━━ RECORD SET

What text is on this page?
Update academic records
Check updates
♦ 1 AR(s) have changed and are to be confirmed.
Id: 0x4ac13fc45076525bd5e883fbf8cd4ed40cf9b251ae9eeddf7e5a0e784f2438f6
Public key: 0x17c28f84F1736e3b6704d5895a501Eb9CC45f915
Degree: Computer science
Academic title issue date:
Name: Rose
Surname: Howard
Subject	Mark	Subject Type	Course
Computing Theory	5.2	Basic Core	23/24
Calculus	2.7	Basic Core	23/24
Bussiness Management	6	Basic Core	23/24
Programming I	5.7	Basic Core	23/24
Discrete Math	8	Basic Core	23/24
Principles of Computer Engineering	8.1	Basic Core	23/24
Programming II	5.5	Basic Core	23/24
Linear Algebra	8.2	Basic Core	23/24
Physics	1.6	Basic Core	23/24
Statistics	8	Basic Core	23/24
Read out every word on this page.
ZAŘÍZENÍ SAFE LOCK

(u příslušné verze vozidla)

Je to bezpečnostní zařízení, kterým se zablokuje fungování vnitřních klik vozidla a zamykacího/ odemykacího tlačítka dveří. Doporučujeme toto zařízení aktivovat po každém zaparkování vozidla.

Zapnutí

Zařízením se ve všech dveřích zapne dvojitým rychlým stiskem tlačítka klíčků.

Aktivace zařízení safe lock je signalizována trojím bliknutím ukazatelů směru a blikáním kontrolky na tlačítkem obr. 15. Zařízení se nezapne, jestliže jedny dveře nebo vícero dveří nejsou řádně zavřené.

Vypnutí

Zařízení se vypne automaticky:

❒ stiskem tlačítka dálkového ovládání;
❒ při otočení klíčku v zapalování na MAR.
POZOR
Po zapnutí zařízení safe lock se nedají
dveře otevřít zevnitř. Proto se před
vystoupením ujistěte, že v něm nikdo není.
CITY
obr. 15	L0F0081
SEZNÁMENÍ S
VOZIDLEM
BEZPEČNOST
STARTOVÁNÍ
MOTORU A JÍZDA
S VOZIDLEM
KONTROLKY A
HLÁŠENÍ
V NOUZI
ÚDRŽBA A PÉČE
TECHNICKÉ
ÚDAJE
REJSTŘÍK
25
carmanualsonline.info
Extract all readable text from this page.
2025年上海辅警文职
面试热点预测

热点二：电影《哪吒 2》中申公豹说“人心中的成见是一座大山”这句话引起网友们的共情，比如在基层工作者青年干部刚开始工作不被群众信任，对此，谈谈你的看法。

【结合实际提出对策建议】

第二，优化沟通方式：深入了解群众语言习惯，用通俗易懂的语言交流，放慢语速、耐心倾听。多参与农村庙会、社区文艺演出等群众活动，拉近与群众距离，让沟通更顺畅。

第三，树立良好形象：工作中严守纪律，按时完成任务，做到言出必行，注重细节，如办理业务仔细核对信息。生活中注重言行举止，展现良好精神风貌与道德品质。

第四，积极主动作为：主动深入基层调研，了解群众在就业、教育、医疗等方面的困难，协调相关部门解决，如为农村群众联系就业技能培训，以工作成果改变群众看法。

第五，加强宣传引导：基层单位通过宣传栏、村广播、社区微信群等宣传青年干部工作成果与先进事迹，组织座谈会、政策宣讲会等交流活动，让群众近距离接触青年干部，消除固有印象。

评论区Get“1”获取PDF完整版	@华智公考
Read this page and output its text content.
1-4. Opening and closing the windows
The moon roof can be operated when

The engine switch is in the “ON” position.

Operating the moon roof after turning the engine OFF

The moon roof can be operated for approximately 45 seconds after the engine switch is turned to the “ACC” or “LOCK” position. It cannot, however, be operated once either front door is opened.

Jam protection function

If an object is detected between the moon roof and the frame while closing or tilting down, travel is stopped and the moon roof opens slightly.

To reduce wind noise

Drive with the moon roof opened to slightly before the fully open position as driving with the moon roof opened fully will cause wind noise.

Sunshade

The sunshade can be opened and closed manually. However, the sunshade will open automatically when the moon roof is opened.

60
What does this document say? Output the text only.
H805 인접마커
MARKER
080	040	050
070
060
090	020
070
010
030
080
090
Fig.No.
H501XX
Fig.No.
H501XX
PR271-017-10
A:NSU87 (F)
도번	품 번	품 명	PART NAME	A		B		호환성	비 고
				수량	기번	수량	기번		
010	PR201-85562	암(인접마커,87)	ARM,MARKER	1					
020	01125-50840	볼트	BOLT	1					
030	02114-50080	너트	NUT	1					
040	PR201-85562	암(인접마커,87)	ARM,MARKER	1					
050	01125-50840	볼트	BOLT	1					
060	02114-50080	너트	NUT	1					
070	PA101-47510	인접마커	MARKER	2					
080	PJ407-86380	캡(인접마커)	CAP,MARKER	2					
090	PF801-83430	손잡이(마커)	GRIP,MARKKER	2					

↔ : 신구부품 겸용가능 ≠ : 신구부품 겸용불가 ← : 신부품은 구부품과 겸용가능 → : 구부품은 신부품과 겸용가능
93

━━━━

▶ [TO BE DONE]:
Gather each line in the entries above where the string "Core" is found.

▶ [THE OUTPUT]:
Computing Theory	5.2	Basic Core	23/24
Calculus	2.7	Basic Core	23/24
Bussiness Management	6	Basic Core	23/24
Programming I	5.7	Basic Core	23/24
Discrete Math	8	Basic Core	23/24
Principles of Computer Engineering	8.1	Basic Core	23/24
Programming II	5.5	Basic Core	23/24
Linear Algebra	8.2	Basic Core	23/24
Physics	1.6	Basic Core	23/24
Statistics	8	Basic Core	23/24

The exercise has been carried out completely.